** begin DATA SHOWN **

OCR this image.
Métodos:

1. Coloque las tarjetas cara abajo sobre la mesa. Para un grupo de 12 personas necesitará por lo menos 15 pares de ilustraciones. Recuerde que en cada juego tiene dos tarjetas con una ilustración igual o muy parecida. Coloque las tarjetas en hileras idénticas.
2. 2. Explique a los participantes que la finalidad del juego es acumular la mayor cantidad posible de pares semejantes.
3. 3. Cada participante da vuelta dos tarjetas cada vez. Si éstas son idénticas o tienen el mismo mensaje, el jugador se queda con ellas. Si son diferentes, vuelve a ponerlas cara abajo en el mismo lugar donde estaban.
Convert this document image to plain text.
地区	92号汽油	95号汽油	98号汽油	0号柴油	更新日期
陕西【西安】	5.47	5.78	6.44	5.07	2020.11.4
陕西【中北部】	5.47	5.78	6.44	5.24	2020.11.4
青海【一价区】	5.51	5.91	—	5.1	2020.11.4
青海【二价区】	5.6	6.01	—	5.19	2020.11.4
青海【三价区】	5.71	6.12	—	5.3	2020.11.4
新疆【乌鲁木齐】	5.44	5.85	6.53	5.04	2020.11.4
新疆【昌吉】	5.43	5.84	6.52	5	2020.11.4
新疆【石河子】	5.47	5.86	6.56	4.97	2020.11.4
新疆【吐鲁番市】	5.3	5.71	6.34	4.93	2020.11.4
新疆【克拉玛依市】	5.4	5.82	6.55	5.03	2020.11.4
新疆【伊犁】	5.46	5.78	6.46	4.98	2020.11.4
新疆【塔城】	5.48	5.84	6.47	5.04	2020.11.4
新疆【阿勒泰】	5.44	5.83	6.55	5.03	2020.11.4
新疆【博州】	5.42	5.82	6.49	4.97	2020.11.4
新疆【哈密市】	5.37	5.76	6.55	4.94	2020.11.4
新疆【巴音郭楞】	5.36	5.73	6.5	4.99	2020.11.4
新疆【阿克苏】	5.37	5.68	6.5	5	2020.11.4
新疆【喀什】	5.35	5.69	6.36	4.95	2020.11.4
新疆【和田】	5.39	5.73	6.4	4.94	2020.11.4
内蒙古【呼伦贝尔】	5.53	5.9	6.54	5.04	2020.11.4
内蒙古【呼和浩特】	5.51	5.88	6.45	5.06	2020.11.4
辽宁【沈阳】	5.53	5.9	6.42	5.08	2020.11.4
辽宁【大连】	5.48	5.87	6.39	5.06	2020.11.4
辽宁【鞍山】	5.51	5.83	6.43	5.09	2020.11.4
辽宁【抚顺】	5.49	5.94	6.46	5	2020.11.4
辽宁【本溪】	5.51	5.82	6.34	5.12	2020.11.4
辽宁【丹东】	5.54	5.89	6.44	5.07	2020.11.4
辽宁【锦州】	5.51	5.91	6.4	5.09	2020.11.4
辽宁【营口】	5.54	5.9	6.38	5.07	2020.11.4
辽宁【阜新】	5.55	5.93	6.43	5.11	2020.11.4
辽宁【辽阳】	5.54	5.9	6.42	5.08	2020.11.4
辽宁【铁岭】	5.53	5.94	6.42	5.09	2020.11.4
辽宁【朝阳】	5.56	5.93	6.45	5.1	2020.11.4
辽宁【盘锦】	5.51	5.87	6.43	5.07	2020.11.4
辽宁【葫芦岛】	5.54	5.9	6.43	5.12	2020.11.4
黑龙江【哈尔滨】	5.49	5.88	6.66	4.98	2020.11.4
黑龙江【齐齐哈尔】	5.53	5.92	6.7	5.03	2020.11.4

** end DATA SHOWN **

- [INSTRUCTIONS TO FOLLOW]
Retype the listing above in full, with no alterations.

- [RESPONSE TO THIS EXERCISE]
OCR this image.
Métodos:

1. Coloque las tarjetas cara abajo sobre la mesa. Para un grupo de 12 personas necesitará por lo menos 15 pares de ilustraciones. Recuerde que en cada juego tiene dos tarjetas con una ilustración igual o muy parecida. Coloque las tarjetas en hileras idénticas.
2. 2. Explique a los participantes que la finalidad del juego es acumular la mayor cantidad posible de pares semejantes.
3. 3. Cada participante da vuelta dos tarjetas cada vez. Si éstas son idénticas o tienen el mismo mensaje, el jugador se queda con ellas. Si son diferentes, vuelve a ponerlas cara abajo en el mismo lugar donde estaban.
Convert this document image to plain text.
地区	92号汽油	95号汽油	98号汽油	0号柴油	更新日期
陕西【西安】	5.47	5.78	6.44	5.07	2020.11.4
陕西【中北部】	5.47	5.78	6.44	5.24	2020.11.4
青海【一价区】	5.51	5.91	—	5.1	2020.11.4
青海【二价区】	5.6	6.01	—	5.19	2020.11.4
青海【三价区】	5.71	6.12	—	5.3	2020.11.4
新疆【乌鲁木齐】	5.44	5.85	6.53	5.04	2020.11.4
新疆【昌吉】	5.43	5.84	6.52	5	2020.11.4
新疆【石河子】	5.47	5.86	6.56	4.97	2020.11.4
新疆【吐鲁番市】	5.3	5.71	6.34	4.93	2020.11.4
新疆【克拉玛依市】	5.4	5.82	6.55	5.03	2020.11.4
新疆【伊犁】	5.46	5.78	6.46	4.98	2020.11.4
新疆【塔城】	5.48	5.84	6.47	5.04	2020.11.4
新疆【阿勒泰】	5.44	5.83	6.55	5.03	2020.11.4
新疆【博州】	5.42	5.82	6.49	4.97	2020.11.4
新疆【哈密市】	5.37	5.76	6.55	4.94	2020.11.4
新疆【巴音郭楞】	5.36	5.73	6.5	4.99	2020.11.4
新疆【阿克苏】	5.37	5.68	6.5	5	2020.11.4
新疆【喀什】	5.35	5.69	6.36	4.95	2020.11.4
新疆【和田】	5.39	5.73	6.4	4.94	2020.11.4
内蒙古【呼伦贝尔】	5.53	5.9	6.54	5.04	2020.11.4
内蒙古【呼和浩特】	5.51	5.88	6.45	5.06	2020.11.4
辽宁【沈阳】	5.53	5.9	6.42	5.08	2020.11.4
辽宁【大连】	5.48	5.87	6.39	5.06	2020.11.4
辽宁【鞍山】	5.51	5.83	6.43	5.09	2020.11.4
辽宁【抚顺】	5.49	5.94	6.46	5	2020.11.4
辽宁【本溪】	5.51	5.82	6.34	5.12	2020.11.4
辽宁【丹东】	5.54	5.89	6.44	5.07	2020.11.4
辽宁【锦州】	5.51	5.91	6.4	5.09	2020.11.4
辽宁【营口】	5.54	5.9	6.38	5.07	2020.11.4
辽宁【阜新】	5.55	5.93	6.43	5.11	2020.11.4
辽宁【辽阳】	5.54	5.9	6.42	5.08	2020.11.4
辽宁【铁岭】	5.53	5.94	6.42	5.09	2020.11.4
辽宁【朝阳】	5.56	5.93	6.45	5.1	2020.11.4
辽宁【盘锦】	5.51	5.87	6.43	5.07	2020.11.4
辽宁【葫芦岛】	5.54	5.9	6.43	5.12	2020.11.4
黑龙江【哈尔滨】	5.49	5.88	6.66	4.98	2020.11.4
黑龙江【齐齐哈尔】	5.53	5.92	6.7	5.03	2020.11.4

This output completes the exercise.